Goal of the exercise: Would you return all of this data exactly, leaving nothing out?

Extracted entries:
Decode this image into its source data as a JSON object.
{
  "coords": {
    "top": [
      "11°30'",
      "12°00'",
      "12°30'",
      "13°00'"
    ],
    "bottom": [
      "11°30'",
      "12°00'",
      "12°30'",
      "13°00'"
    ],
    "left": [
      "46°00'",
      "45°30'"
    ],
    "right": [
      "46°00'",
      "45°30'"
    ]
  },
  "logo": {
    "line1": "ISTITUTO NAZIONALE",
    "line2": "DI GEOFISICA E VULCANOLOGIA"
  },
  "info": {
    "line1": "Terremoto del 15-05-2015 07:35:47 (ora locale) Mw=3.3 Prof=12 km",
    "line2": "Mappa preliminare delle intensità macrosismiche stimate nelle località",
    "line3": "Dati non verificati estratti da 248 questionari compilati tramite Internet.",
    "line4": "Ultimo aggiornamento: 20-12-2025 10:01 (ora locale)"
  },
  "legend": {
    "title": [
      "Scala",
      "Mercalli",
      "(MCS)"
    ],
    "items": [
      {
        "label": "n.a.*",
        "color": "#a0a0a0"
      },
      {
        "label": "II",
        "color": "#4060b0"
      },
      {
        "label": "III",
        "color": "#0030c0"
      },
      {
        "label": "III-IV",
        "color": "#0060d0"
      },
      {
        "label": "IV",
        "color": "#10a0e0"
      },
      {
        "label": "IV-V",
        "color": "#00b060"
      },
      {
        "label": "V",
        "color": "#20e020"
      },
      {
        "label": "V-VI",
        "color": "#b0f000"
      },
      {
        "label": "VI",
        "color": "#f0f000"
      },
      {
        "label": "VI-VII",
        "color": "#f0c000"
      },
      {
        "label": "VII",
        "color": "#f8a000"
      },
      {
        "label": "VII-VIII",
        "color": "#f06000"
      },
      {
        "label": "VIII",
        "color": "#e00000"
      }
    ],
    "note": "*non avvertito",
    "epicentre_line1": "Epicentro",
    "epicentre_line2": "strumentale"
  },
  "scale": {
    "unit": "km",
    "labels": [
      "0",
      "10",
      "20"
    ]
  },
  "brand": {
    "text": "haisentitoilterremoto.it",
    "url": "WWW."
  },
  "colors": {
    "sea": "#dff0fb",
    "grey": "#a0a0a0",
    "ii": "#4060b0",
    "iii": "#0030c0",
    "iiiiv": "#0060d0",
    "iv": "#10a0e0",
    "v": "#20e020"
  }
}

Right answer:
Decode this image into its source data as a JSON object.
{
  "coords": {
    "top": [
      "11°30'",
      "12°00'",
      "12°30'",
      "13°00'"
    ],
    "bottom": [
      "11°30'",
      "12°00'",
      "12°30'",
      "13°00'"
    ],
    "left": [
      "46°00'",
      "45°30'"
    ],
    "right": [
      "46°00'",
      "45°30'"
    ]
  },
  "logo": {
    "line1": "ISTITUTO NAZIONALE",
    "line2": "DI GEOFISICA E VULCANOLOGIA"
  },
  "info": {
    "line1": "Terremoto del 15-05-2015 07:35:47 (ora locale) Mw=3.3 Prof=12 km",
    "line2": "Mappa preliminare delle intensità macrosismiche stimate nelle località",
    "line3": "Dati non verificati estratti da 248 questionari compilati tramite Internet.",
    "line4": "Ultimo aggiornamento: 20-12-2025 10:01 (ora locale)"
  },
  "legend": {
    "title": [
      "Scala",
      "Mercalli",
      "(MCS)"
    ],
    "items": [
      {
        "label": "n.a.*",
        "color": "#a0a0a0"
      },
      {
        "label": "II",
        "color": "#4060b0"
      },
      {
        "label": "III",
        "color": "#0030c0"
      },
      {
        "label": "III-IV",
        "color": "#0060d0"
      },
      {
        "label": "IV",
        "color": "#10a0e0"
      },
      {
        "label": "IV-V",
        "color": "#00b060"
      },
      {
        "label": "V",
        "color": "#20e020"
      },
      {
        "label": "V-VI",
        "color": "#b0f000"
      },
      {
        "label": "VI",
        "color": "#f0f000"
      },
      {
        "label": "VI-VII",
        "color": "#f0c000"
      },
      {
        "label": "VII",
        "color": "#f8a000"
      },
      {
        "label": "VII-VIII",
        "color": "#f06000"
      },
      {
        "label": "VIII",
        "color": "#e00000"
      }
    ],
    "note": "*non avvertito",
    "epicentre_line1": "Epicentro",
    "epicentre_line2": "strumentale"
  },
  "scale": {
    "unit": "km",
    "labels": [
      "0",
      "10",
      "20"
    ]
  },
  "brand": {
    "text": "haisentitoilterremoto.it",
    "url": "WWW."
  },
  "colors": {
    "sea": "#dff0fb",
    "grey": "#a0a0a0",
    "ii": "#4060b0",
    "iii": "#0030c0",
    "iiiiv": "#0060d0",
    "iv": "#10a0e0",
    "v": "#20e020"
  }
}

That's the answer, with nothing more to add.